### TO DO
Go through each line of the records below and count those with the word "Root"; give only the total.

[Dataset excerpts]
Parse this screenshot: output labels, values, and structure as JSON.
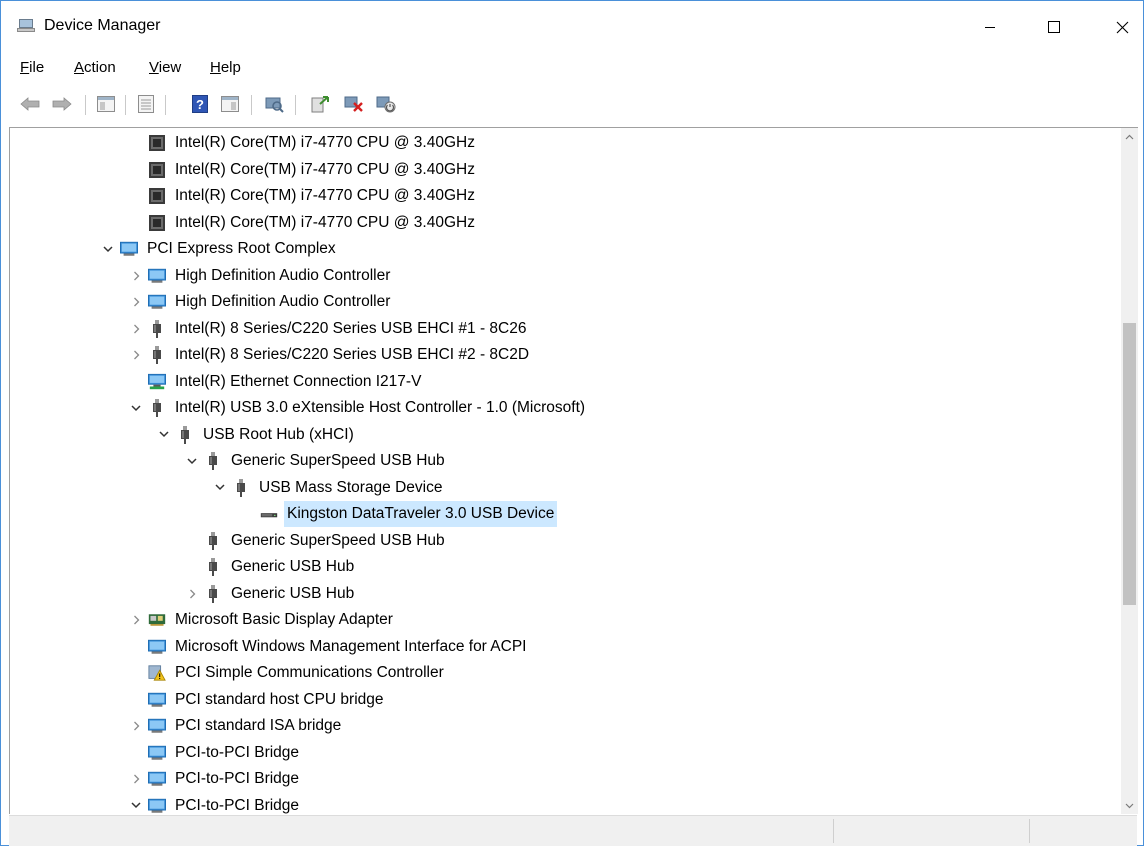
{
  "window": {
    "title": "Device Manager",
    "accent": "#4a90d9",
    "selection_color": "#cce8ff"
  },
  "caption_buttons": [
    {
      "name": "minimize-button",
      "icon": "minimize-icon"
    },
    {
      "name": "maximize-button",
      "icon": "maximize-icon"
    },
    {
      "name": "close-button",
      "icon": "close-icon"
    }
  ],
  "menu": {
    "file": "File",
    "action": "Action",
    "view": "View",
    "help": "Help"
  },
  "toolbar": [
    "back-icon",
    "forward-icon",
    "show-hide-console-tree-icon",
    "properties-icon",
    "help-icon",
    "show-hide-action-pane-icon",
    "scan-hardware-changes-icon",
    "update-driver-icon",
    "uninstall-device-icon",
    "enable-device-icon"
  ],
  "tree": [
    {
      "text": "Intel(R) Core(TM) i7-4770 CPU @ 3.40GHz",
      "level": 1,
      "expander": "none",
      "icon": "processor-icon"
    },
    {
      "text": "Intel(R) Core(TM) i7-4770 CPU @ 3.40GHz",
      "level": 1,
      "expander": "none",
      "icon": "processor-icon"
    },
    {
      "text": "Intel(R) Core(TM) i7-4770 CPU @ 3.40GHz",
      "level": 1,
      "expander": "none",
      "icon": "processor-icon"
    },
    {
      "text": "Intel(R) Core(TM) i7-4770 CPU @ 3.40GHz",
      "level": 1,
      "expander": "none",
      "icon": "processor-icon"
    },
    {
      "text": "PCI Express Root Complex",
      "level": 0,
      "expander": "expanded",
      "icon": "system-device-icon"
    },
    {
      "text": "High Definition Audio Controller",
      "level": 1,
      "expander": "collapsed",
      "icon": "system-device-icon"
    },
    {
      "text": "High Definition Audio Controller",
      "level": 1,
      "expander": "collapsed",
      "icon": "system-device-icon"
    },
    {
      "text": "Intel(R) 8 Series/C220 Series USB EHCI #1 - 8C26",
      "level": 1,
      "expander": "collapsed",
      "icon": "usb-plug-icon"
    },
    {
      "text": "Intel(R) 8 Series/C220 Series USB EHCI #2 - 8C2D",
      "level": 1,
      "expander": "collapsed",
      "icon": "usb-plug-icon"
    },
    {
      "text": "Intel(R) Ethernet Connection I217-V",
      "level": 1,
      "expander": "none",
      "icon": "network-adapter-icon"
    },
    {
      "text": "Intel(R) USB 3.0 eXtensible Host Controller - 1.0 (Microsoft)",
      "level": 1,
      "expander": "expanded",
      "icon": "usb-plug-icon"
    },
    {
      "text": "USB Root Hub (xHCI)",
      "level": 2,
      "expander": "expanded",
      "icon": "usb-plug-icon"
    },
    {
      "text": "Generic SuperSpeed USB Hub",
      "level": 3,
      "expander": "expanded",
      "icon": "usb-plug-icon"
    },
    {
      "text": "USB Mass Storage Device",
      "level": 4,
      "expander": "expanded",
      "icon": "usb-plug-icon"
    },
    {
      "text": "Kingston DataTraveler 3.0 USB Device",
      "level": 5,
      "expander": "none",
      "icon": "disk-drive-icon",
      "selected": true
    },
    {
      "text": "Generic SuperSpeed USB Hub",
      "level": 3,
      "expander": "none",
      "icon": "usb-plug-icon"
    },
    {
      "text": "Generic USB Hub",
      "level": 3,
      "expander": "none",
      "icon": "usb-plug-icon"
    },
    {
      "text": "Generic USB Hub",
      "level": 3,
      "expander": "collapsed",
      "icon": "usb-plug-icon"
    },
    {
      "text": "Microsoft Basic Display Adapter",
      "level": 1,
      "expander": "collapsed",
      "icon": "display-adapter-icon"
    },
    {
      "text": "Microsoft Windows Management Interface for ACPI",
      "level": 1,
      "expander": "none",
      "icon": "system-device-icon"
    },
    {
      "text": "PCI Simple Communications Controller",
      "level": 1,
      "expander": "none",
      "icon": "warning-device-icon"
    },
    {
      "text": "PCI standard host CPU bridge",
      "level": 1,
      "expander": "none",
      "icon": "system-device-icon"
    },
    {
      "text": "PCI standard ISA bridge",
      "level": 1,
      "expander": "collapsed",
      "icon": "system-device-icon"
    },
    {
      "text": "PCI-to-PCI Bridge",
      "level": 1,
      "expander": "none",
      "icon": "system-device-icon"
    },
    {
      "text": "PCI-to-PCI Bridge",
      "level": 1,
      "expander": "collapsed",
      "icon": "system-device-icon"
    },
    {
      "text": "PCI-to-PCI Bridge",
      "level": 1,
      "expander": "expanded",
      "icon": "system-device-icon"
    }
  ]
}
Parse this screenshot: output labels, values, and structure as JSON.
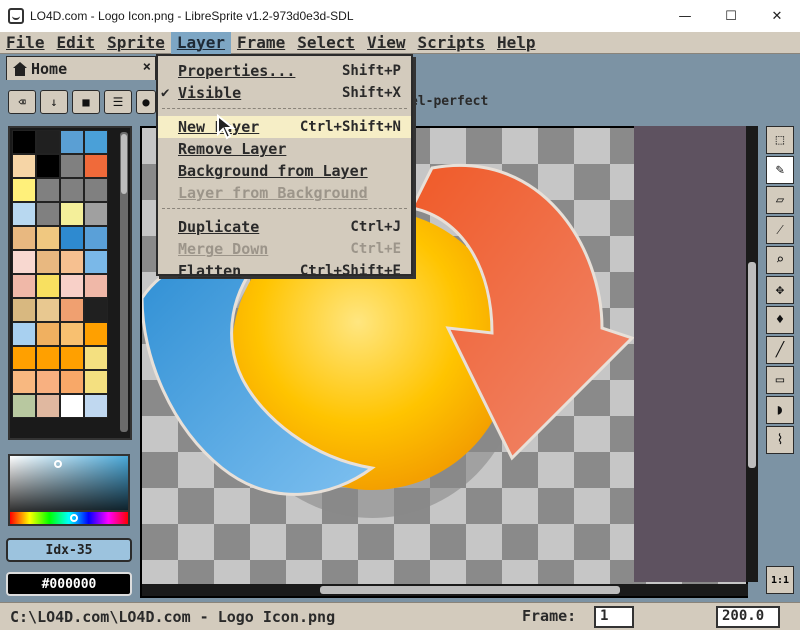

### CORRECT OUTPUT
2